-- Short exercise --
Print out the entries below with no edits.

Data entries
------------

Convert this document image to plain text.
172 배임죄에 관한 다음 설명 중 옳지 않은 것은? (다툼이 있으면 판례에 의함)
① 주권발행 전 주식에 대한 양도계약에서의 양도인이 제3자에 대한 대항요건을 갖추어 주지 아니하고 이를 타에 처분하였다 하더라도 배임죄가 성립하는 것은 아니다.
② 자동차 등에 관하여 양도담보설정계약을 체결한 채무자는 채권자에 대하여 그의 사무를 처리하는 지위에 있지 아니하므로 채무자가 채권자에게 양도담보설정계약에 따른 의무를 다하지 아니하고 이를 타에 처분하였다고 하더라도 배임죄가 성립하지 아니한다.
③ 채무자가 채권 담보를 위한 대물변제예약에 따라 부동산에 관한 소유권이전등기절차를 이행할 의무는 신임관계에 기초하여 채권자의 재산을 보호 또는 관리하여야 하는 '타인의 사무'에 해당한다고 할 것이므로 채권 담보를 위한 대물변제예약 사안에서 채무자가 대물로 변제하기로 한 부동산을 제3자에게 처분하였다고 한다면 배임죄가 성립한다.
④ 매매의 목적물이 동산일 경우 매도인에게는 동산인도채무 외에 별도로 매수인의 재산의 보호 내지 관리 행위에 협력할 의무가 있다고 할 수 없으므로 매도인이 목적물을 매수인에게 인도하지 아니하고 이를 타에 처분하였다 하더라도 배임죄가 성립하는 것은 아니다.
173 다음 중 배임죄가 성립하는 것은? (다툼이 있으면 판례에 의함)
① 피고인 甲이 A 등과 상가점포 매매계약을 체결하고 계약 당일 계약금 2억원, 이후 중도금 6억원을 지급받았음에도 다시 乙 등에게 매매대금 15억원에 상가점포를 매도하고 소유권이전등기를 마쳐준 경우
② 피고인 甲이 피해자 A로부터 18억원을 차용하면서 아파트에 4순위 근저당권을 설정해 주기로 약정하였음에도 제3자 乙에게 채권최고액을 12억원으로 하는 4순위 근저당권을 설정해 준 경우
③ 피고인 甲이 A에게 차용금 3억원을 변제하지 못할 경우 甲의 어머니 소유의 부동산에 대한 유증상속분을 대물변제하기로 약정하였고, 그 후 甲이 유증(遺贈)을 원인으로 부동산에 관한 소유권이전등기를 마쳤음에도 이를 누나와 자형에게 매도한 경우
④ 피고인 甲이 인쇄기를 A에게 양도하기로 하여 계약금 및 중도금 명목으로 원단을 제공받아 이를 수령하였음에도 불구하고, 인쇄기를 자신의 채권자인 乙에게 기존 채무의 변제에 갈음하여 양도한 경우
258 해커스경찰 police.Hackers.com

------------

-- Written answer --
Convert this document image to plain text.
172 배임죄에 관한 다음 설명 중 옳지 않은 것은? (다툼이 있으면 판례에 의함)
① 주권발행 전 주식에 대한 양도계약에서의 양도인이 제3자에 대한 대항요건을 갖추어 주지 아니하고 이를 타에 처분하였다 하더라도 배임죄가 성립하는 것은 아니다.
② 자동차 등에 관하여 양도담보설정계약을 체결한 채무자는 채권자에 대하여 그의 사무를 처리하는 지위에 있지 아니하므로 채무자가 채권자에게 양도담보설정계약에 따른 의무를 다하지 아니하고 이를 타에 처분하였다고 하더라도 배임죄가 성립하지 아니한다.
③ 채무자가 채권 담보를 위한 대물변제예약에 따라 부동산에 관한 소유권이전등기절차를 이행할 의무는 신임관계에 기초하여 채권자의 재산을 보호 또는 관리하여야 하는 '타인의 사무'에 해당한다고 할 것이므로 채권 담보를 위한 대물변제예약 사안에서 채무자가 대물로 변제하기로 한 부동산을 제3자에게 처분하였다고 한다면 배임죄가 성립한다.
④ 매매의 목적물이 동산일 경우 매도인에게는 동산인도채무 외에 별도로 매수인의 재산의 보호 내지 관리 행위에 협력할 의무가 있다고 할 수 없으므로 매도인이 목적물을 매수인에게 인도하지 아니하고 이를 타에 처분하였다 하더라도 배임죄가 성립하는 것은 아니다.
173 다음 중 배임죄가 성립하는 것은? (다툼이 있으면 판례에 의함)
① 피고인 甲이 A 등과 상가점포 매매계약을 체결하고 계약 당일 계약금 2억원, 이후 중도금 6억원을 지급받았음에도 다시 乙 등에게 매매대금 15억원에 상가점포를 매도하고 소유권이전등기를 마쳐준 경우
② 피고인 甲이 피해자 A로부터 18억원을 차용하면서 아파트에 4순위 근저당권을 설정해 주기로 약정하였음에도 제3자 乙에게 채권최고액을 12억원으로 하는 4순위 근저당권을 설정해 준 경우
③ 피고인 甲이 A에게 차용금 3억원을 변제하지 못할 경우 甲의 어머니 소유의 부동산에 대한 유증상속분을 대물변제하기로 약정하였고, 그 후 甲이 유증(遺贈)을 원인으로 부동산에 관한 소유권이전등기를 마쳤음에도 이를 누나와 자형에게 매도한 경우
④ 피고인 甲이 인쇄기를 A에게 양도하기로 하여 계약금 및 중도금 명목으로 원단을 제공받아 이를 수령하였음에도 불구하고, 인쇄기를 자신의 채권자인 乙에게 기존 채무의 변제에 갈음하여 양도한 경우
258 해커스경찰 police.Hackers.com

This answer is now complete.